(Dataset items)
════════════════════

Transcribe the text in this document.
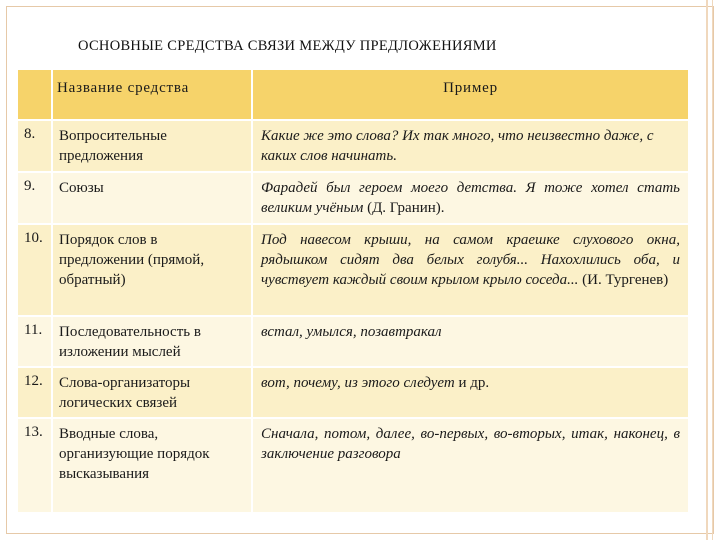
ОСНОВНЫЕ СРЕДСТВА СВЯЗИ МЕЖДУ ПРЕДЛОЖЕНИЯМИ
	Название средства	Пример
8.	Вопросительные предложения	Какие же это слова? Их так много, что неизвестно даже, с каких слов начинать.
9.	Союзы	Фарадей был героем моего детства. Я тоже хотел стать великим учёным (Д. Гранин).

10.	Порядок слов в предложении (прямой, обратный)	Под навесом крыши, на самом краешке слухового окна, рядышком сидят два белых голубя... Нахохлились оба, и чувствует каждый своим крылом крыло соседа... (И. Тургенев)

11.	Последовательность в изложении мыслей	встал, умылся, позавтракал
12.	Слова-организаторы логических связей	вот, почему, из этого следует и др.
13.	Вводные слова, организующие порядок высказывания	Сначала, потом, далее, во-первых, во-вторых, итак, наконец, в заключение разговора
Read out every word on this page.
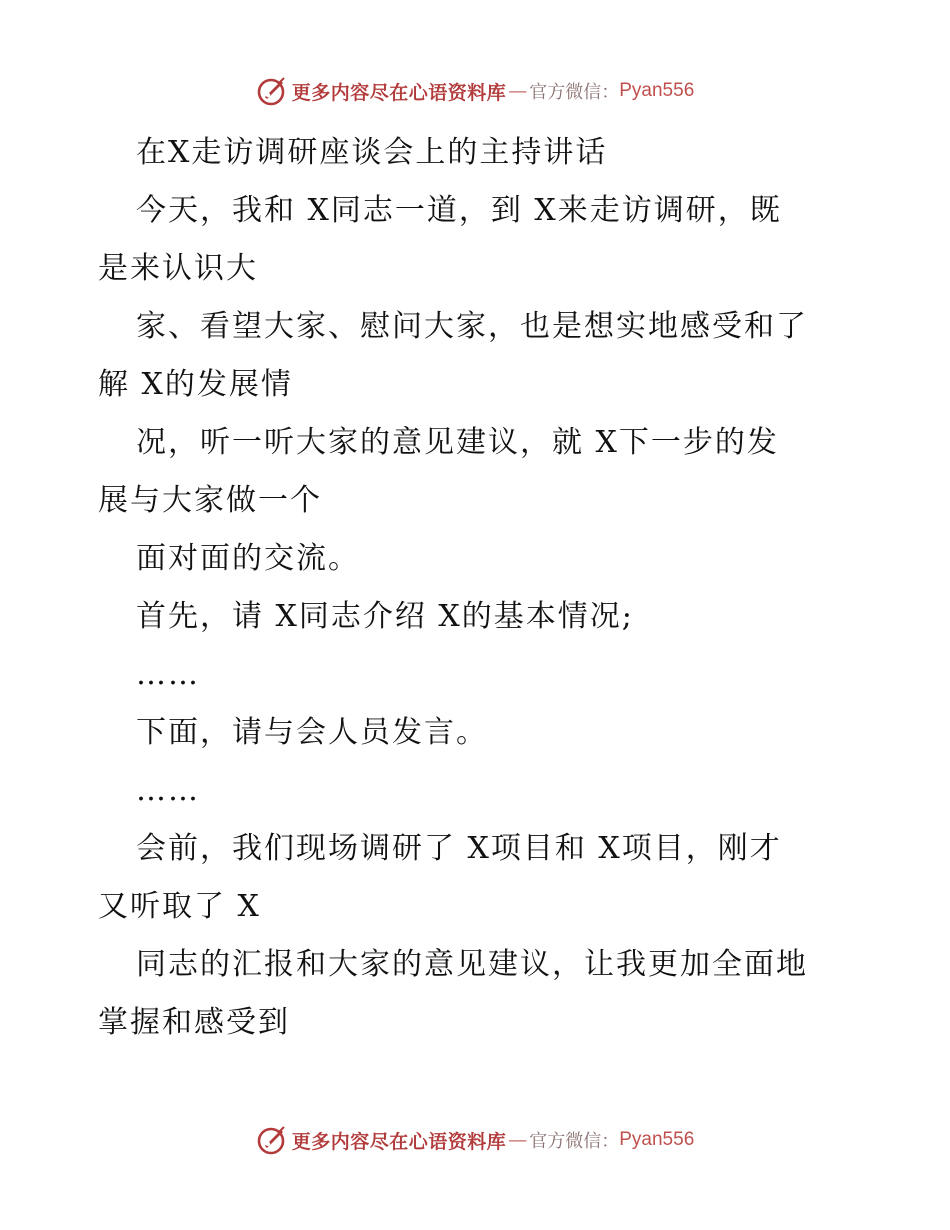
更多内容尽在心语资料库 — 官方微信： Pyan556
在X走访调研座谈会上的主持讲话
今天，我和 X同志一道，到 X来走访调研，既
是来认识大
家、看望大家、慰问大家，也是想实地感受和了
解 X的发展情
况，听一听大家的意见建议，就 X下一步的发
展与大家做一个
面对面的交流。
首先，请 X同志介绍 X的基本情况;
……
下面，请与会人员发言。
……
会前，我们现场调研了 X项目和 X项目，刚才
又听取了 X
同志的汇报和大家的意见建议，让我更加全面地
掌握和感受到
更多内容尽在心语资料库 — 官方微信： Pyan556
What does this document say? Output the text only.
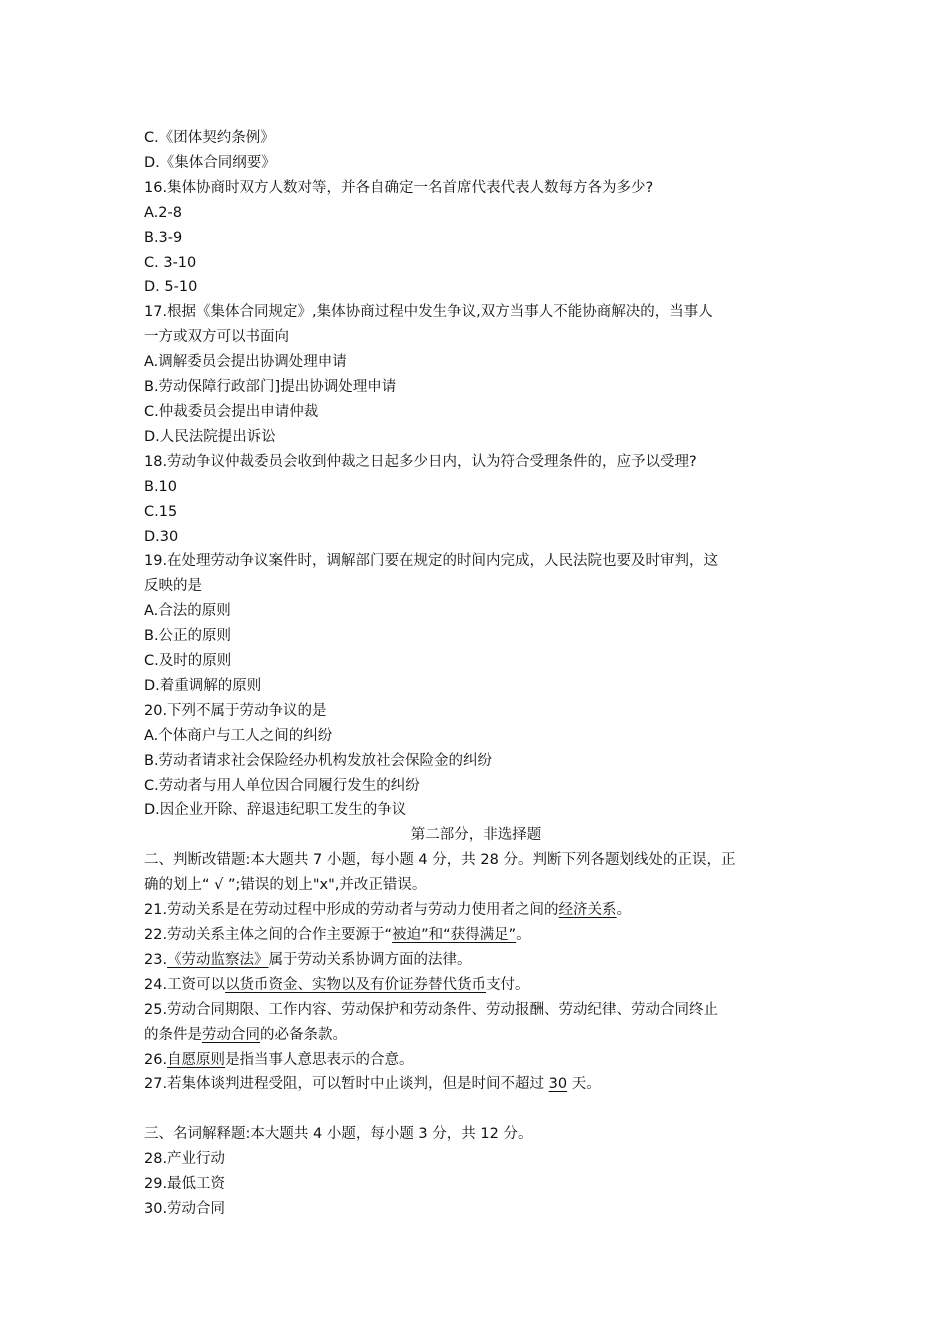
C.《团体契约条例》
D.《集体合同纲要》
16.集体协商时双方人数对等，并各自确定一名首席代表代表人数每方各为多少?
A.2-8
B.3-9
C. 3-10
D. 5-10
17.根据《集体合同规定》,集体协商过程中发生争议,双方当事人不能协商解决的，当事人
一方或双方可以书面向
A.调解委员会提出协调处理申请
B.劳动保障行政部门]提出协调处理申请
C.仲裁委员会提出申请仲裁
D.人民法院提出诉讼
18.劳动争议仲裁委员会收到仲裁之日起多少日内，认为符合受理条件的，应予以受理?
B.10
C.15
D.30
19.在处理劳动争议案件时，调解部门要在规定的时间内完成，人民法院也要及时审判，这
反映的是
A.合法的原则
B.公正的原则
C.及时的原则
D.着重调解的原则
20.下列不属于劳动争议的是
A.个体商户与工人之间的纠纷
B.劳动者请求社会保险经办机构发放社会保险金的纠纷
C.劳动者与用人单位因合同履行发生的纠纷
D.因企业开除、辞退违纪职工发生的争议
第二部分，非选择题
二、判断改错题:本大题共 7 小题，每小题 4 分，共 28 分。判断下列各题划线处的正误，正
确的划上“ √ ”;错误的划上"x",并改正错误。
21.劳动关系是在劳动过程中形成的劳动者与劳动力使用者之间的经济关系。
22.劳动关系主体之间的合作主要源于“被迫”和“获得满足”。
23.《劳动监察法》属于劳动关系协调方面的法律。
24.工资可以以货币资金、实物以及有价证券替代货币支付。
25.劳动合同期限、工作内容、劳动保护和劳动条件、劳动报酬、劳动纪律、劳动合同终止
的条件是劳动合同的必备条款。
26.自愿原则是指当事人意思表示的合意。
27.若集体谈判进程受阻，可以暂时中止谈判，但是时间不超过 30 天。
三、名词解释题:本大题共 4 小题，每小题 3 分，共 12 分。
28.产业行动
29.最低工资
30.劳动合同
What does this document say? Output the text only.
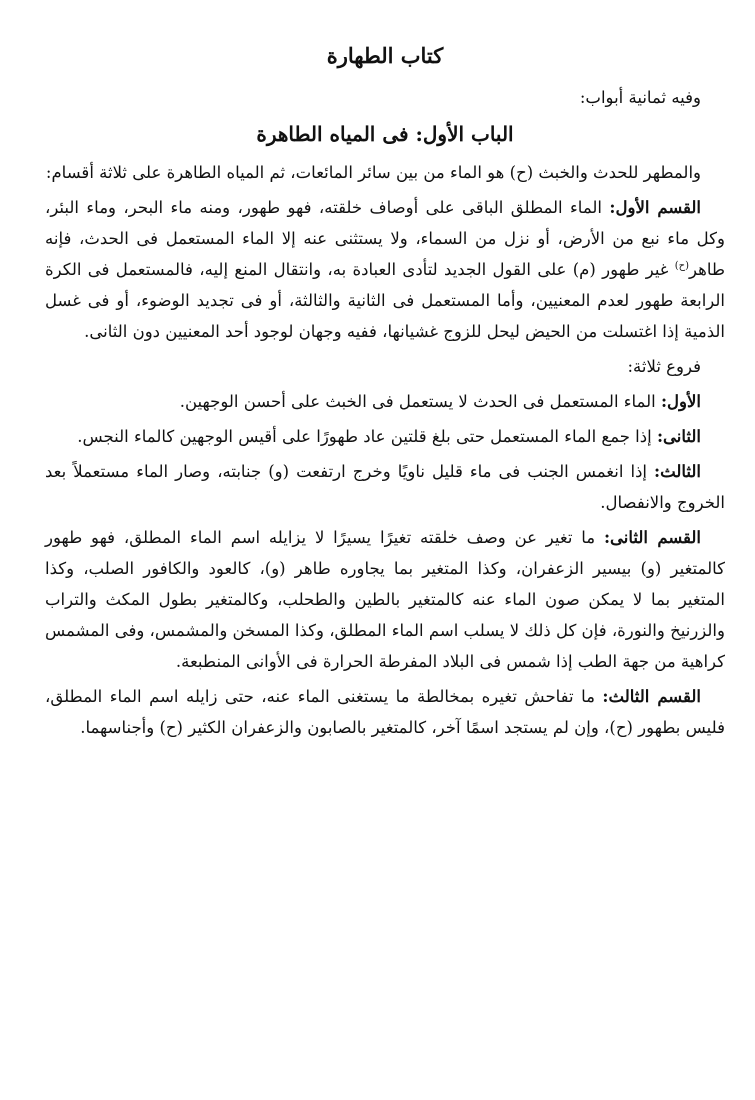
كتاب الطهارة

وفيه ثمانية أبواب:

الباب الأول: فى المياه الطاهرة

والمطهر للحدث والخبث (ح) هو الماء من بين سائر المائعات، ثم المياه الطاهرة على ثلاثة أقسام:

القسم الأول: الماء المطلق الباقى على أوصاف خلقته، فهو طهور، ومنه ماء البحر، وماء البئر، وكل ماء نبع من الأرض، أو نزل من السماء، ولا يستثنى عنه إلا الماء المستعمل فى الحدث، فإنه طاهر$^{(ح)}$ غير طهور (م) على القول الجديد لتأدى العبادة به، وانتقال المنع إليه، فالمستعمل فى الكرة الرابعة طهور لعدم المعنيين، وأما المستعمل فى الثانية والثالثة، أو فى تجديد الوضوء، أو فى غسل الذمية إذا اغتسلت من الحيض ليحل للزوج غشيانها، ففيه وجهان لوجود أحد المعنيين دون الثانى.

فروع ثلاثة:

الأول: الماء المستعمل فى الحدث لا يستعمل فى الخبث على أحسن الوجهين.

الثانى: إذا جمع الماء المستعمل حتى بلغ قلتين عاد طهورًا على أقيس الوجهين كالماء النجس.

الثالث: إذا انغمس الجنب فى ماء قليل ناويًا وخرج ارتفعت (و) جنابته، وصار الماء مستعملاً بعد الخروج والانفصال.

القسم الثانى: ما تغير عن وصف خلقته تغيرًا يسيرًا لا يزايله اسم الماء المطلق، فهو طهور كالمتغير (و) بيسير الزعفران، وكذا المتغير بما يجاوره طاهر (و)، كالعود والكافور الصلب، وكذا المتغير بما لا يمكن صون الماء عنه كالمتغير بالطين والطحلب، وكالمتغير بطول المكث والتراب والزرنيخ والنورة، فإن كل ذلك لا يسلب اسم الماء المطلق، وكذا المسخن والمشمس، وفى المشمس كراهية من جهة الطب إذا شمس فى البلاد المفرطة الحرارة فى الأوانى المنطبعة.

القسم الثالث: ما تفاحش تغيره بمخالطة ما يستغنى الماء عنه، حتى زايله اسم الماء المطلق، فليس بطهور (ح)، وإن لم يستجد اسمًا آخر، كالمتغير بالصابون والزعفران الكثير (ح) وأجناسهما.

════════════════════

- Goal of the exercise
The data above needs to be retyped exactly, with the images left out.

- Answer to the problem
Transcribe the text in this document.
ОСНОВНЫЕ СРЕДСТВА СВЯЗИ МЕЖДУ ПРЕДЛОЖЕНИЯМИ
	Название средства	Пример
8.	Вопросительные предложения	Какие же это слова? Их так много, что неизвестно даже, с каких слов начинать.
9.	Союзы	Фарадей был героем моего детства. Я тоже хотел стать великим учёным (Д. Гранин).

10.	Порядок слов в предложении (прямой, обратный)	Под навесом крыши, на самом краешке слухового окна, рядышком сидят два белых голубя... Нахохлились оба, и чувствует каждый своим крылом крыло соседа... (И. Тургенев)

11.	Последовательность в изложении мыслей	встал, умылся, позавтракал
12.	Слова-организаторы логических связей	вот, почему, из этого следует и др.
13.	Вводные слова, организующие порядок высказывания	Сначала, потом, далее, во-первых, во-вторых, итак, наконец, в заключение разговора
Read out every word on this page.
更多内容尽在心语资料库 — 官方微信： Pyan556
在X走访调研座谈会上的主持讲话
今天，我和 X同志一道，到 X来走访调研，既
是来认识大
家、看望大家、慰问大家，也是想实地感受和了
解 X的发展情
况，听一听大家的意见建议，就 X下一步的发
展与大家做一个
面对面的交流。
首先，请 X同志介绍 X的基本情况;
……
下面，请与会人员发言。
……
会前，我们现场调研了 X项目和 X项目，刚才
又听取了 X
同志的汇报和大家的意见建议，让我更加全面地
掌握和感受到
更多内容尽在心语资料库 — 官方微信： Pyan556
What does this document say? Output the text only.
C.《团体契约条例》
D.《集体合同纲要》
16.集体协商时双方人数对等，并各自确定一名首席代表代表人数每方各为多少?
A.2-8
B.3-9
C. 3-10
D. 5-10
17.根据《集体合同规定》,集体协商过程中发生争议,双方当事人不能协商解决的，当事人
一方或双方可以书面向
A.调解委员会提出协调处理申请
B.劳动保障行政部门]提出协调处理申请
C.仲裁委员会提出申请仲裁
D.人民法院提出诉讼
18.劳动争议仲裁委员会收到仲裁之日起多少日内，认为符合受理条件的，应予以受理?
B.10
C.15
D.30
19.在处理劳动争议案件时，调解部门要在规定的时间内完成，人民法院也要及时审判，这
反映的是
A.合法的原则
B.公正的原则
C.及时的原则
D.着重调解的原则
20.下列不属于劳动争议的是
A.个体商户与工人之间的纠纷
B.劳动者请求社会保险经办机构发放社会保险金的纠纷
C.劳动者与用人单位因合同履行发生的纠纷
D.因企业开除、辞退违纪职工发生的争议
第二部分，非选择题
二、判断改错题:本大题共 7 小题，每小题 4 分，共 28 分。判断下列各题划线处的正误，正
确的划上“ √ ”;错误的划上"x",并改正错误。
21.劳动关系是在劳动过程中形成的劳动者与劳动力使用者之间的经济关系。
22.劳动关系主体之间的合作主要源于“被迫”和“获得满足”。
23.《劳动监察法》属于劳动关系协调方面的法律。
24.工资可以以货币资金、实物以及有价证券替代货币支付。
25.劳动合同期限、工作内容、劳动保护和劳动条件、劳动报酬、劳动纪律、劳动合同终止
的条件是劳动合同的必备条款。
26.自愿原则是指当事人意思表示的合意。
27.若集体谈判进程受阻，可以暂时中止谈判，但是时间不超过 30 天。
三、名词解释题:本大题共 4 小题，每小题 3 分，共 12 分。
28.产业行动
29.最低工资
30.劳动合同
What does this document say? Output the text only.
كتاب الطهارة

وفيه ثمانية أبواب:

الباب الأول: فى المياه الطاهرة

والمطهر للحدث والخبث (ح) هو الماء من بين سائر المائعات، ثم المياه الطاهرة على ثلاثة أقسام:

القسم الأول: الماء المطلق الباقى على أوصاف خلقته، فهو طهور، ومنه ماء البحر، وماء البئر، وكل ماء نبع من الأرض، أو نزل من السماء، ولا يستثنى عنه إلا الماء المستعمل فى الحدث، فإنه طاهر$^{(ح)}$ غير طهور (م) على القول الجديد لتأدى العبادة به، وانتقال المنع إليه، فالمستعمل فى الكرة الرابعة طهور لعدم المعنيين، وأما المستعمل فى الثانية والثالثة، أو فى تجديد الوضوء، أو فى غسل الذمية إذا اغتسلت من الحيض ليحل للزوج غشيانها، ففيه وجهان لوجود أحد المعنيين دون الثانى.

فروع ثلاثة:

الأول: الماء المستعمل فى الحدث لا يستعمل فى الخبث على أحسن الوجهين.

الثانى: إذا جمع الماء المستعمل حتى بلغ قلتين عاد طهورًا على أقيس الوجهين كالماء النجس.

الثالث: إذا انغمس الجنب فى ماء قليل ناويًا وخرج ارتفعت (و) جنابته، وصار الماء مستعملاً بعد الخروج والانفصال.

القسم الثانى: ما تغير عن وصف خلقته تغيرًا يسيرًا لا يزايله اسم الماء المطلق، فهو طهور كالمتغير (و) بيسير الزعفران، وكذا المتغير بما يجاوره طاهر (و)، كالعود والكافور الصلب، وكذا المتغير بما لا يمكن صون الماء عنه كالمتغير بالطين والطحلب، وكالمتغير بطول المكث والتراب والزرنيخ والنورة، فإن كل ذلك لا يسلب اسم الماء المطلق، وكذا المسخن والمشمس، وفى المشمس كراهية من جهة الطب إذا شمس فى البلاد المفرطة الحرارة فى الأوانى المنطبعة.

القسم الثالث: ما تفاحش تغيره بمخالطة ما يستغنى الماء عنه، حتى زايله اسم الماء المطلق، فليس بطهور (ح)، وإن لم يستجد اسمًا آخر، كالمتغير بالصابون والزعفران الكثير (ح) وأجناسهما.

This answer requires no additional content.